-- START Dataset entries --

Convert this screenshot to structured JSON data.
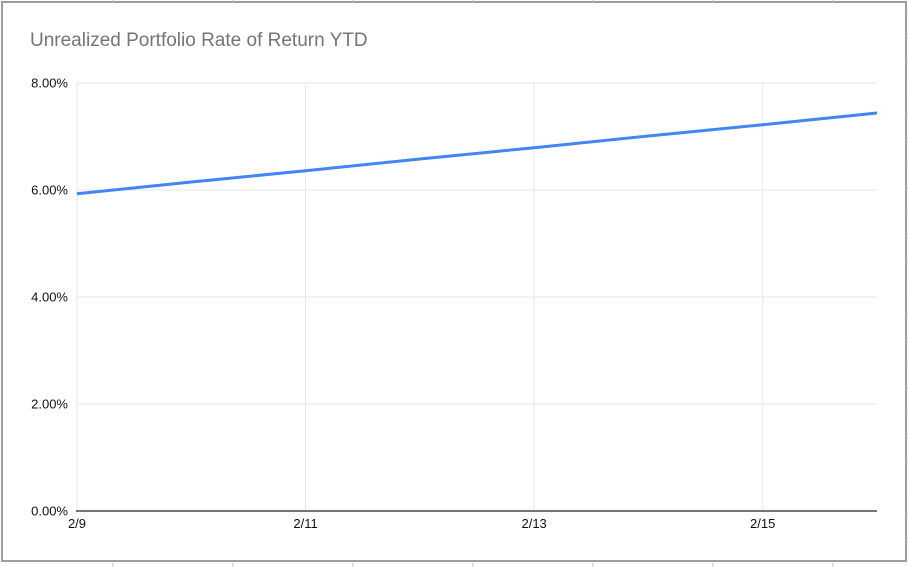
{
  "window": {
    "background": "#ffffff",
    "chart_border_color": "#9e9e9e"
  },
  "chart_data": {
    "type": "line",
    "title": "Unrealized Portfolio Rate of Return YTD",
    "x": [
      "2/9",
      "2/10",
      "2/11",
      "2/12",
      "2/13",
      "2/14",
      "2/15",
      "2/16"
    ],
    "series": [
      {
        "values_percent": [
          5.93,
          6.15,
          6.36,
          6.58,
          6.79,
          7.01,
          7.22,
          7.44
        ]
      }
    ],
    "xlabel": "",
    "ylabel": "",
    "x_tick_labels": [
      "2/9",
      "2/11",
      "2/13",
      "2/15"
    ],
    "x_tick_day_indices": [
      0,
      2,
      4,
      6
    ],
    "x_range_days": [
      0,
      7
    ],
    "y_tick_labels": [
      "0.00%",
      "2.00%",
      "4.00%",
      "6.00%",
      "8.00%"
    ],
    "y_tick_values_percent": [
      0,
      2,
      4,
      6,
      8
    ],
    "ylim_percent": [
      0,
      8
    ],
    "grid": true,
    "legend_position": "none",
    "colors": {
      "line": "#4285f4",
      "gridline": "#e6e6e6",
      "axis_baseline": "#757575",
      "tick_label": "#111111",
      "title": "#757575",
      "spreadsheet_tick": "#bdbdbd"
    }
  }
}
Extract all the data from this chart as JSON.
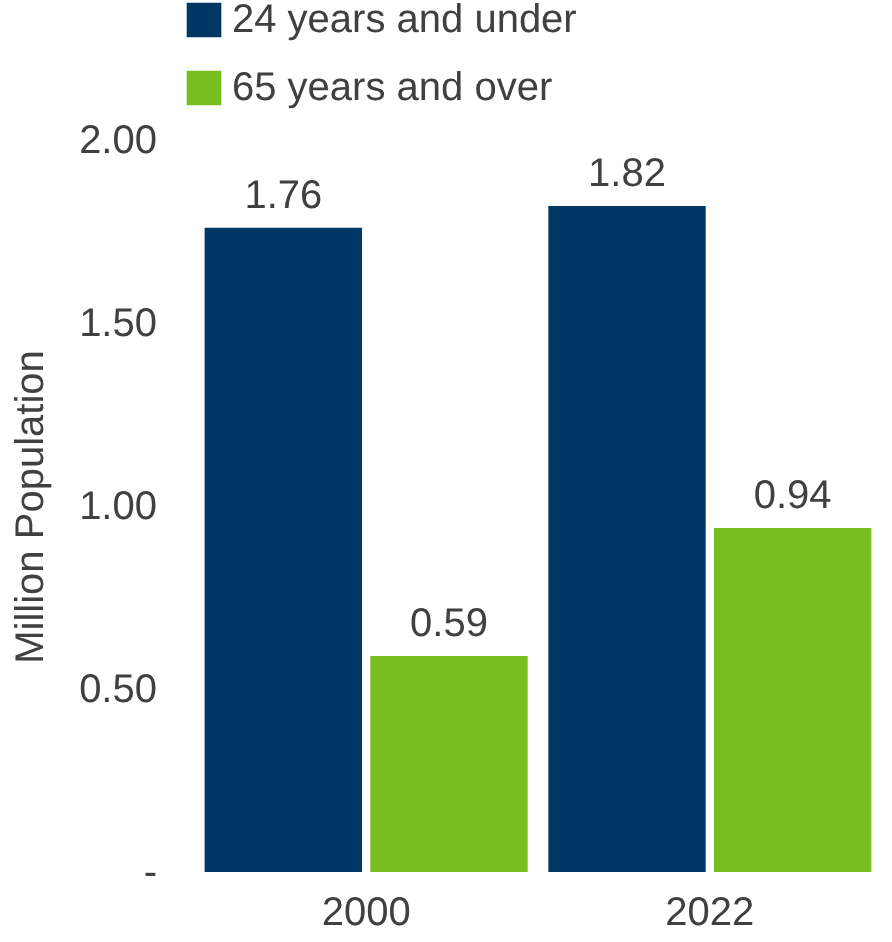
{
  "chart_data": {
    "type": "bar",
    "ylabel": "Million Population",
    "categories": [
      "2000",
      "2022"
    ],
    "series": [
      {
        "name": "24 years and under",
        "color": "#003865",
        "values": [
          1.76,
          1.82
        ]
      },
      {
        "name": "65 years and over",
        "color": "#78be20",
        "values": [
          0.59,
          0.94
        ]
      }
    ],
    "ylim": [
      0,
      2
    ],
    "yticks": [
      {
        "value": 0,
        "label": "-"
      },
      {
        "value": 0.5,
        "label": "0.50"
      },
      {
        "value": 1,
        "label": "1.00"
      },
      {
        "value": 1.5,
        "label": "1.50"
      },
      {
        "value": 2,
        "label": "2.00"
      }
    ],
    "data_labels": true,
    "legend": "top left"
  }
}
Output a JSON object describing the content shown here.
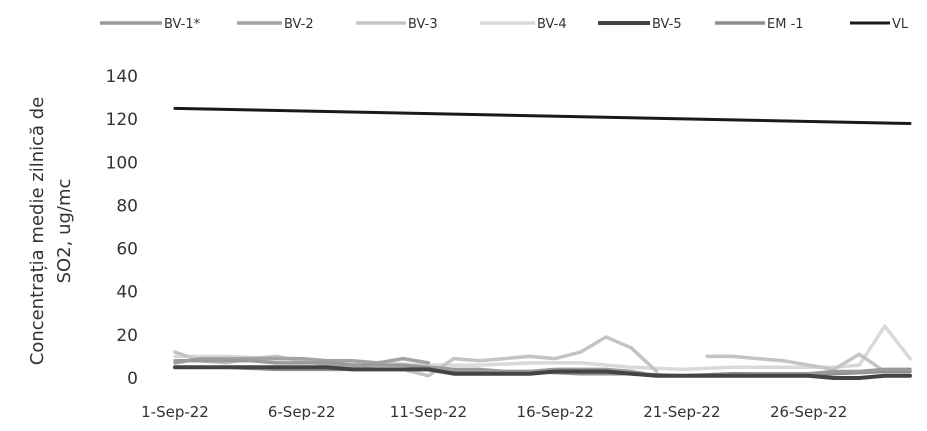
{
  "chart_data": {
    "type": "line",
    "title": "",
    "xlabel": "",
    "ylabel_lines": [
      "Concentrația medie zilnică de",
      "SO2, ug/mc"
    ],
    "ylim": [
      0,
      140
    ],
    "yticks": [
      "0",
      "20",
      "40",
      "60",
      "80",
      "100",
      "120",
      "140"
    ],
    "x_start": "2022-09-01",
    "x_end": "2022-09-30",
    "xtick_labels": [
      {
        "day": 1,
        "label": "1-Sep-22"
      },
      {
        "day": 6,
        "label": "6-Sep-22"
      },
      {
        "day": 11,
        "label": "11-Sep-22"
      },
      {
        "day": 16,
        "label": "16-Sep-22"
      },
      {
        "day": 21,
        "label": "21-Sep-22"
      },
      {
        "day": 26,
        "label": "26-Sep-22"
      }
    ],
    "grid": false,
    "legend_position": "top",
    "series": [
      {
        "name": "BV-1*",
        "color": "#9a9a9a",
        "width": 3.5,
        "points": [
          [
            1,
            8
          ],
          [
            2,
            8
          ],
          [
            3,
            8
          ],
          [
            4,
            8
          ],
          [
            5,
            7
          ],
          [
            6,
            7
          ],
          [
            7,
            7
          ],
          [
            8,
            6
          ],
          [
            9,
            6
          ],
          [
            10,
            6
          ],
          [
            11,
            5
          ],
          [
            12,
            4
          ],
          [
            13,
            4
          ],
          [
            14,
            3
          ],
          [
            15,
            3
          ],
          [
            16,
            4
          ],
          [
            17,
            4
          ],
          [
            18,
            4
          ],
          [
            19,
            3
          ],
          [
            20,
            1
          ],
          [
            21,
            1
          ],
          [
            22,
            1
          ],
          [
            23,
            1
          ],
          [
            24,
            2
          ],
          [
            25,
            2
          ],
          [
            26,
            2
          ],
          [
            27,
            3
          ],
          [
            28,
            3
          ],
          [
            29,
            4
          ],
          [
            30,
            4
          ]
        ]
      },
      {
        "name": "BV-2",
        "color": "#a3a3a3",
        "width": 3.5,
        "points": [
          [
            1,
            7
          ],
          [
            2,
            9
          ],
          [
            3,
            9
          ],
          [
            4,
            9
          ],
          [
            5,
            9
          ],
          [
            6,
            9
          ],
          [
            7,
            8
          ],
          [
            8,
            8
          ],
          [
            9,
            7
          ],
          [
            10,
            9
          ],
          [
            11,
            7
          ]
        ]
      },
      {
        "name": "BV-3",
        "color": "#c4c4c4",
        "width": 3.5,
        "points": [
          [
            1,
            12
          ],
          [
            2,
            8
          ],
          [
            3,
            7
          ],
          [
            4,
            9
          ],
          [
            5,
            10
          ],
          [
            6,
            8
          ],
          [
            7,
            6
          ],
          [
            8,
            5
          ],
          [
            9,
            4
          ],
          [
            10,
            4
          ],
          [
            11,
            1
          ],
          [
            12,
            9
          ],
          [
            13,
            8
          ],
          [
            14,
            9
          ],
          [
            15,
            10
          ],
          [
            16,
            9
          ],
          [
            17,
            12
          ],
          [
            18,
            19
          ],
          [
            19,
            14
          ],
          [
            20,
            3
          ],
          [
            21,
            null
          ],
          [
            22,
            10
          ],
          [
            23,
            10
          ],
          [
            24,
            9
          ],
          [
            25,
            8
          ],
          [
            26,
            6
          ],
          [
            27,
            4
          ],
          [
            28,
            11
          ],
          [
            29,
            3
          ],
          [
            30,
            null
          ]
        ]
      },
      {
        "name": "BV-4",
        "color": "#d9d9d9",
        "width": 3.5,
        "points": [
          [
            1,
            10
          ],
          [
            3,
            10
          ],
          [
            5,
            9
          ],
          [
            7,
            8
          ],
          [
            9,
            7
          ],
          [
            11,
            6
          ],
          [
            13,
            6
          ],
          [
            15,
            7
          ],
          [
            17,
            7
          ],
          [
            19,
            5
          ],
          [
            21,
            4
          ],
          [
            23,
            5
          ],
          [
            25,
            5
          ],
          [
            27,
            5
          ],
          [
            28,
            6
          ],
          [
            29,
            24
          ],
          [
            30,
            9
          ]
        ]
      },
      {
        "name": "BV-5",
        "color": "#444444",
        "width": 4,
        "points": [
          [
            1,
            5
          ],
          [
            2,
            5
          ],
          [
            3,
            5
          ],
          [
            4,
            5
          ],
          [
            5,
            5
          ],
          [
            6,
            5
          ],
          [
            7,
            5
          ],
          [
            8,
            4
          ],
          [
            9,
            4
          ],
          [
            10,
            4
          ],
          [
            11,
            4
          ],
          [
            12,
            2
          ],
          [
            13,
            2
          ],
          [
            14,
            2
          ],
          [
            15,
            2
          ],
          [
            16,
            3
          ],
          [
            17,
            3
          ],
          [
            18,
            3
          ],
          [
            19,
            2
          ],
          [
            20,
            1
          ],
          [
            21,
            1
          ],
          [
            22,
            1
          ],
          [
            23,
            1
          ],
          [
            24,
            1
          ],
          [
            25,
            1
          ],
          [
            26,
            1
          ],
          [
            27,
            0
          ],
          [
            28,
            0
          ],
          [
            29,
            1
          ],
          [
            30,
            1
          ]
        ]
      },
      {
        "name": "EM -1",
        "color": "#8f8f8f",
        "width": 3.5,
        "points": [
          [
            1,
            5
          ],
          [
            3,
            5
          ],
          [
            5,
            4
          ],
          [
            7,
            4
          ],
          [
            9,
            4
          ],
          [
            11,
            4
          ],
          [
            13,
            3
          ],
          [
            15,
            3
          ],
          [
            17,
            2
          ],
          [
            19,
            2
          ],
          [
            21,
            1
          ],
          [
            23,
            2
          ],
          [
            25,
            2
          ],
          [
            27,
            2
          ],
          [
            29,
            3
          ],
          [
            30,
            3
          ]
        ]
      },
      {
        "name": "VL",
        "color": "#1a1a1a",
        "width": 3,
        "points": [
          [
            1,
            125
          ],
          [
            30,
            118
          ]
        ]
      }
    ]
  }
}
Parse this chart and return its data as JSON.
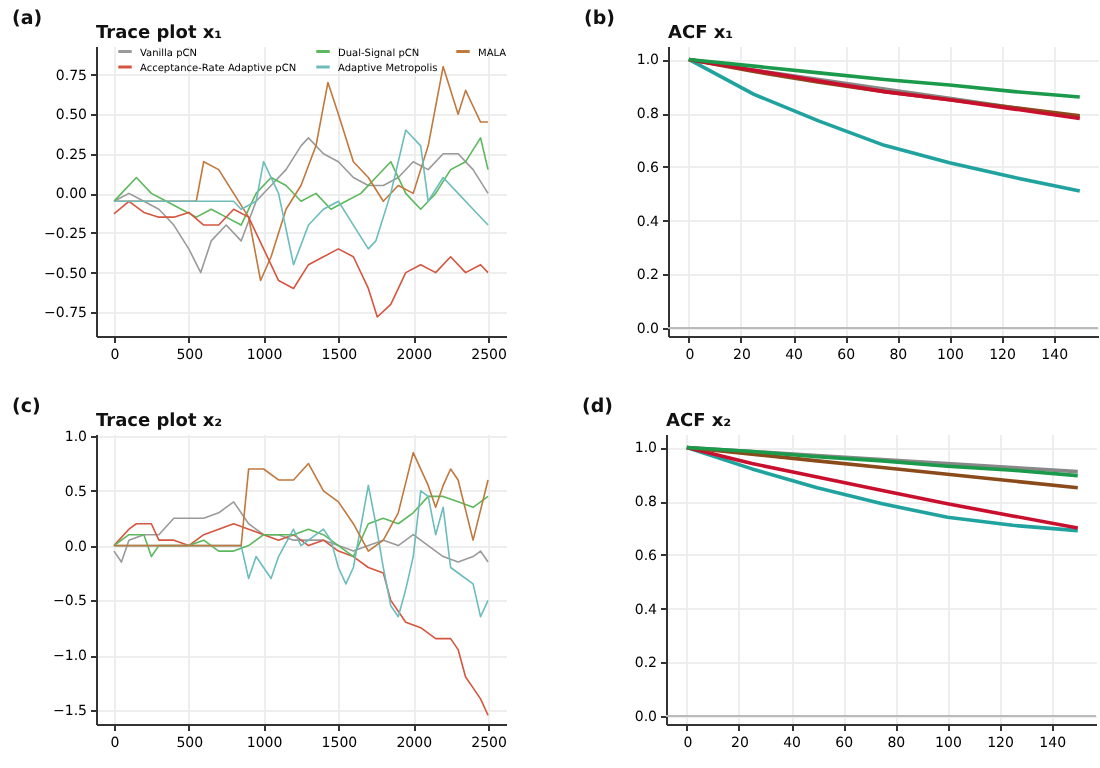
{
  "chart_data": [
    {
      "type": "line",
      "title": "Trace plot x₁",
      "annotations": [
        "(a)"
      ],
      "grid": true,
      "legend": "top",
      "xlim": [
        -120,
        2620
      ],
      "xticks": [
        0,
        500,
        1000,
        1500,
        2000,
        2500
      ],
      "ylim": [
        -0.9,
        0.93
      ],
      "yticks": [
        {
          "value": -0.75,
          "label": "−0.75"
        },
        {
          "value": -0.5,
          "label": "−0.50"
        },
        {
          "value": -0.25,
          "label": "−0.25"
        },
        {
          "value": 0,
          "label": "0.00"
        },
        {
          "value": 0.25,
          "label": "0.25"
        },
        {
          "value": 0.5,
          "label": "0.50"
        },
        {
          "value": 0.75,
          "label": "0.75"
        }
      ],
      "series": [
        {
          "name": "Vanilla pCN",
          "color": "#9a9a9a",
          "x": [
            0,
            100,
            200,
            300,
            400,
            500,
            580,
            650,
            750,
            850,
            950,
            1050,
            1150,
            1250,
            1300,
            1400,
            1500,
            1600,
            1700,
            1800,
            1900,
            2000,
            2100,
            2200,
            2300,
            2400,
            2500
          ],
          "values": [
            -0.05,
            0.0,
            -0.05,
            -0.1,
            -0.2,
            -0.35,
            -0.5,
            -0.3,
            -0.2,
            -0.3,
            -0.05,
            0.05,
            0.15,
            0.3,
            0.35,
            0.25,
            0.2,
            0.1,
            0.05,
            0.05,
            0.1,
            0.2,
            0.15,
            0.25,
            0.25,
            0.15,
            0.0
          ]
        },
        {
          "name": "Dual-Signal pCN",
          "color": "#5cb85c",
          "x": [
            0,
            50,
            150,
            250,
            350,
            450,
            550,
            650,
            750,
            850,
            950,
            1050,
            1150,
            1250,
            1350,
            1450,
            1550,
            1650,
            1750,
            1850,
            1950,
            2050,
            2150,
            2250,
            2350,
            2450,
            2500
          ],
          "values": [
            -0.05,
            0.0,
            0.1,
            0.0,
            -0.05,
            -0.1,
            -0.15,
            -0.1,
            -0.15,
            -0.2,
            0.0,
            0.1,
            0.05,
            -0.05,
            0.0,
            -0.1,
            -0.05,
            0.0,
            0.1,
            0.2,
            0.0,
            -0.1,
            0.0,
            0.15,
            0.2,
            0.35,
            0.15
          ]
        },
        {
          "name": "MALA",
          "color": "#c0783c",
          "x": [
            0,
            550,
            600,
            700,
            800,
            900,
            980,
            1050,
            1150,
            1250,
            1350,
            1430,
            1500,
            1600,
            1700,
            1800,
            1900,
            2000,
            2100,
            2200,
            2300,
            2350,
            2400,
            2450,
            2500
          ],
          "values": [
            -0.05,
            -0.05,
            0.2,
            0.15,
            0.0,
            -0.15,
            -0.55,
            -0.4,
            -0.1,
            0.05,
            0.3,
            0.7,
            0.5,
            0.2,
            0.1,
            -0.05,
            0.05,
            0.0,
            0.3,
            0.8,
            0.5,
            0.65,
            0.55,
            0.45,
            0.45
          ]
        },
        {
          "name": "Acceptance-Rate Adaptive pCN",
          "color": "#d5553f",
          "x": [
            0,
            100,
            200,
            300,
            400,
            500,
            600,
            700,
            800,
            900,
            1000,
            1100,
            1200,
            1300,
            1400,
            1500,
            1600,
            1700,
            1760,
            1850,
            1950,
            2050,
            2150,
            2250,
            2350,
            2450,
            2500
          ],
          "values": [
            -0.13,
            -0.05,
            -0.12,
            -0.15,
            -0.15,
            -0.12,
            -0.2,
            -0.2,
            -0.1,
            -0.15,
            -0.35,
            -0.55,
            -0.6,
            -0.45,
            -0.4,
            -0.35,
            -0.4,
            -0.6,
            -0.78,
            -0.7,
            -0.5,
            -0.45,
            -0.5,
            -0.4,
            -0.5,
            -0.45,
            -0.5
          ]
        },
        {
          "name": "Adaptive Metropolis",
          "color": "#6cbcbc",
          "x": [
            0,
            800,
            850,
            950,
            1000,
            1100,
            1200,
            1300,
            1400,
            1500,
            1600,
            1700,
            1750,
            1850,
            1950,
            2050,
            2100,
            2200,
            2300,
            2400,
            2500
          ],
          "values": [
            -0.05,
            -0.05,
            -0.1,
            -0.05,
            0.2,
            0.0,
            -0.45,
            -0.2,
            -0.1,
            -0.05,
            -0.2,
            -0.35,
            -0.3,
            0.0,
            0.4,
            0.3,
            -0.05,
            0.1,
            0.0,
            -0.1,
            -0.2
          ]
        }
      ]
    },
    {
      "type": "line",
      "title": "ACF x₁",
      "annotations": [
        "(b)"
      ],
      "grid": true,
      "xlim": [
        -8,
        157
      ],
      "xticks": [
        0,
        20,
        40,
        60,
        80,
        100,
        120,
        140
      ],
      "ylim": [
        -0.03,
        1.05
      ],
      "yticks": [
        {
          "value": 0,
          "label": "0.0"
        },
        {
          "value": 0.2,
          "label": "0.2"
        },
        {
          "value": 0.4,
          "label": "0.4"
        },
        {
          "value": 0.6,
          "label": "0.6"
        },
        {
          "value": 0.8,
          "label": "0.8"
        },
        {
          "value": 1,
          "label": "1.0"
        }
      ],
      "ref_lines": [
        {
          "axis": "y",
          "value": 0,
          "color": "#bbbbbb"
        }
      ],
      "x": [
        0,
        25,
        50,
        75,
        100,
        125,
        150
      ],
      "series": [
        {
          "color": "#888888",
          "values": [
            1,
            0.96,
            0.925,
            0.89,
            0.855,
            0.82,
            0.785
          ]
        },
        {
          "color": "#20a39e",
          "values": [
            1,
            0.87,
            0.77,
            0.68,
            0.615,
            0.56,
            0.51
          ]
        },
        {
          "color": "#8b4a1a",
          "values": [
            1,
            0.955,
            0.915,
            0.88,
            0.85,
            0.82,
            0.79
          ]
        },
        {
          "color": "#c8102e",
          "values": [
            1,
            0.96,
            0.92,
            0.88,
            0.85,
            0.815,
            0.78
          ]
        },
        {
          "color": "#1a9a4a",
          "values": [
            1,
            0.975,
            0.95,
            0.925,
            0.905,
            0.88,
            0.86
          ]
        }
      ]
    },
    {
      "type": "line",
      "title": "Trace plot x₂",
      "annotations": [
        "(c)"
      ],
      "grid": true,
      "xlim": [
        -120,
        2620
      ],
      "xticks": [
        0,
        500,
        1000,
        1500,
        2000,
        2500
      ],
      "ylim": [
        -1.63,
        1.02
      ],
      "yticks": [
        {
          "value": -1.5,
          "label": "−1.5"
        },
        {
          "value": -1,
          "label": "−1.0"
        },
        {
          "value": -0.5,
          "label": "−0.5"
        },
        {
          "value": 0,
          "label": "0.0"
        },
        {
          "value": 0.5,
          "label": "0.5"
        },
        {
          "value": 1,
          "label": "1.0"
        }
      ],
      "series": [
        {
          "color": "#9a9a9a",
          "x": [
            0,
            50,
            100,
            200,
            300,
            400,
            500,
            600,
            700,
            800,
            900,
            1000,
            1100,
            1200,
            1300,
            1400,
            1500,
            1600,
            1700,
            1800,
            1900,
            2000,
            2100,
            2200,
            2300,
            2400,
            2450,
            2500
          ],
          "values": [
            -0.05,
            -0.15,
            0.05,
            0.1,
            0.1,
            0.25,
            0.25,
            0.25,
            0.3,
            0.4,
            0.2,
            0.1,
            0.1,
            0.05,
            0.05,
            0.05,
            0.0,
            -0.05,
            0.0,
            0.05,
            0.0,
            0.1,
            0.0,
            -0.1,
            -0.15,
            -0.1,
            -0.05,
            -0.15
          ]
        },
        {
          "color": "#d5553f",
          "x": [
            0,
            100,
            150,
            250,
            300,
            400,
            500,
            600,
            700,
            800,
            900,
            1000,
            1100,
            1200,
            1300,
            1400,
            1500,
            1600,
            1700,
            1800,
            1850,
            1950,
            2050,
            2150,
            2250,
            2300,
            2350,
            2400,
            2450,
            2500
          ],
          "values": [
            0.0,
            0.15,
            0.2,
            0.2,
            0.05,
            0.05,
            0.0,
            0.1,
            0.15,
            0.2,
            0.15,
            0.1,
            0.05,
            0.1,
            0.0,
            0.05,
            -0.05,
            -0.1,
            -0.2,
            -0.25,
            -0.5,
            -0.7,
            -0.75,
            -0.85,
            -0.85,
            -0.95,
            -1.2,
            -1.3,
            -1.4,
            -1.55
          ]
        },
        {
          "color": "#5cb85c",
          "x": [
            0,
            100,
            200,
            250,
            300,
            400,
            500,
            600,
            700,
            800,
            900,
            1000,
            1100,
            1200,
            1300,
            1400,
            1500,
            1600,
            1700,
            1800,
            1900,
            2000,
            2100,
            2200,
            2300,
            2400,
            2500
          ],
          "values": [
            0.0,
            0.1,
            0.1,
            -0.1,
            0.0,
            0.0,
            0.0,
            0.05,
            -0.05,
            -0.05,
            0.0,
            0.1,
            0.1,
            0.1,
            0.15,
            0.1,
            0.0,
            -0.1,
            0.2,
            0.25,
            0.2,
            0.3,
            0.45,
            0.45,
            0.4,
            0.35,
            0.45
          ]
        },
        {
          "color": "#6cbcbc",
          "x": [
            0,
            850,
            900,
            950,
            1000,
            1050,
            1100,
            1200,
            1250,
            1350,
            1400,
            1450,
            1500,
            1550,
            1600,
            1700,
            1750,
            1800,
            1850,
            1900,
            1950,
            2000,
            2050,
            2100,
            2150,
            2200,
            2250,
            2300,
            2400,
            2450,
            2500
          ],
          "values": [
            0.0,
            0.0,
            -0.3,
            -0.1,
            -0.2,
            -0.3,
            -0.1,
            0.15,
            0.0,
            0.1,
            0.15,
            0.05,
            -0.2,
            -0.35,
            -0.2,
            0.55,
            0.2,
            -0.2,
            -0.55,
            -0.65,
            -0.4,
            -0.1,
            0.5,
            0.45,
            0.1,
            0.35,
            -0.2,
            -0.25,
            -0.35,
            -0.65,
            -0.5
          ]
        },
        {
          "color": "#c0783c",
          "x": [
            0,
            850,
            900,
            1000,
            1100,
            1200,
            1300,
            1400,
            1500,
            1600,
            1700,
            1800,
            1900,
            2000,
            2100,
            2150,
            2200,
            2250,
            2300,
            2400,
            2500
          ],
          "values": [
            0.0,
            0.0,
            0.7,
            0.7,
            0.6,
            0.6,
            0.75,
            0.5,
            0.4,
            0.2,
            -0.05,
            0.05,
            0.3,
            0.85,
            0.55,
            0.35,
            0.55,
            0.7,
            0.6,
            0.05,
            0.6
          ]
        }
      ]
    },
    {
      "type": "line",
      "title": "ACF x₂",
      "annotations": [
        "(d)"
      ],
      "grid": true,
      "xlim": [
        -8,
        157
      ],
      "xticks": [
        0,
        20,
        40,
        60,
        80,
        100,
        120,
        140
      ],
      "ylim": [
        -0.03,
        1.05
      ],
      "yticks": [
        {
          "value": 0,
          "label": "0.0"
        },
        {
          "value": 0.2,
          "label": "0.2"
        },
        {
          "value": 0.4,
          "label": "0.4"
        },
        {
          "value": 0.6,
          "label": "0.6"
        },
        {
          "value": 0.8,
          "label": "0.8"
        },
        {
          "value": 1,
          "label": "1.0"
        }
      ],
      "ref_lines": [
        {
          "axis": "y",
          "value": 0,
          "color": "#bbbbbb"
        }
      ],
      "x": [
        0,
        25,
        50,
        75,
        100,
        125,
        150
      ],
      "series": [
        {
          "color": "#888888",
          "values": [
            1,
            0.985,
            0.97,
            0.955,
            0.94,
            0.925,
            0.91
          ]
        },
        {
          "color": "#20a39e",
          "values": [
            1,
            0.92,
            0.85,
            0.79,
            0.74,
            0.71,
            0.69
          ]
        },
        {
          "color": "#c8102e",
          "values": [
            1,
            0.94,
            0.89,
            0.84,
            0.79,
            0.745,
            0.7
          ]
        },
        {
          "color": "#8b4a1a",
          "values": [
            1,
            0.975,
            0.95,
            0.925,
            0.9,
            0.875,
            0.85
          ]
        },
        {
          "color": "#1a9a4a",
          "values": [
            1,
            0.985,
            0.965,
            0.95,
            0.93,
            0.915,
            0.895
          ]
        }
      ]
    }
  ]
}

-- END Dataset entries --

#### What to do
Search the data above for the string "title" and return every line that has it.

#### The result
    "title": "Unrealized Portfolio Rate of Return YTD",
      "title": "#757575",
    "title": "",
      "title": "Trace plot x₁",
      "title": "ACF x₁",
      "title": "Trace plot x₂",
      "title": "ACF x₂",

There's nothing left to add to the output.